# [Problem requirements]
Leave out the pictures and transcribe everything else exactly.

# [Data items]
_____

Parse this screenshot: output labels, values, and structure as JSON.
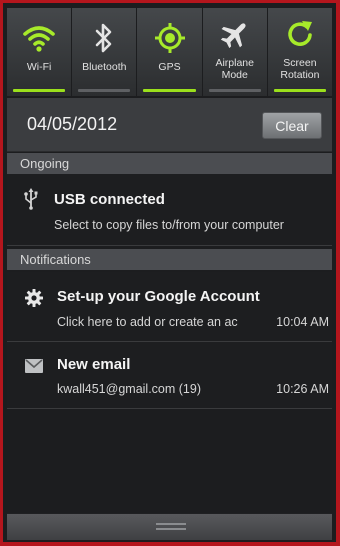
{
  "quick_settings": [
    {
      "label": "Wi-Fi",
      "icon": "wifi-icon",
      "on": true
    },
    {
      "label": "Bluetooth",
      "icon": "bluetooth-icon",
      "on": false
    },
    {
      "label": "GPS",
      "icon": "gps-icon",
      "on": true
    },
    {
      "label": "Airplane Mode",
      "icon": "airplane-icon",
      "on": false
    },
    {
      "label": "Screen Rotation",
      "icon": "rotation-icon",
      "on": true
    }
  ],
  "date_row": {
    "date": "04/05/2012",
    "clear_label": "Clear"
  },
  "ongoing": {
    "header": "Ongoing",
    "items": [
      {
        "icon": "usb-icon",
        "title": "USB connected",
        "subtitle": "Select to copy files to/from your computer"
      }
    ]
  },
  "notifications": {
    "header": "Notifications",
    "items": [
      {
        "icon": "gear-icon",
        "title": "Set-up your Google Account",
        "subtitle": "Click here to add or create an ac",
        "time": "10:04 AM"
      },
      {
        "icon": "email-icon",
        "title": "New email",
        "subtitle": "kwall451@gmail.com (19)",
        "time": "10:26 AM"
      }
    ]
  },
  "colors": {
    "accent_on": "#9be01c",
    "frame_border": "#b4161d",
    "panel_bg": "#1c1d1f"
  }
}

_____

# [Exercise answer]
Parse this screenshot: output labels, values, and structure as JSON.
{
  "quick_settings": [
    {
      "label": "Wi-Fi",
      "icon": "wifi-icon",
      "on": true
    },
    {
      "label": "Bluetooth",
      "icon": "bluetooth-icon",
      "on": false
    },
    {
      "label": "GPS",
      "icon": "gps-icon",
      "on": true
    },
    {
      "label": "Airplane Mode",
      "icon": "airplane-icon",
      "on": false
    },
    {
      "label": "Screen Rotation",
      "icon": "rotation-icon",
      "on": true
    }
  ],
  "date_row": {
    "date": "04/05/2012",
    "clear_label": "Clear"
  },
  "ongoing": {
    "header": "Ongoing",
    "items": [
      {
        "icon": "usb-icon",
        "title": "USB connected",
        "subtitle": "Select to copy files to/from your computer"
      }
    ]
  },
  "notifications": {
    "header": "Notifications",
    "items": [
      {
        "icon": "gear-icon",
        "title": "Set-up your Google Account",
        "subtitle": "Click here to add or create an ac",
        "time": "10:04 AM"
      },
      {
        "icon": "email-icon",
        "title": "New email",
        "subtitle": "kwall451@gmail.com (19)",
        "time": "10:26 AM"
      }
    ]
  },
  "colors": {
    "accent_on": "#9be01c",
    "frame_border": "#b4161d",
    "panel_bg": "#1c1d1f"
  }
}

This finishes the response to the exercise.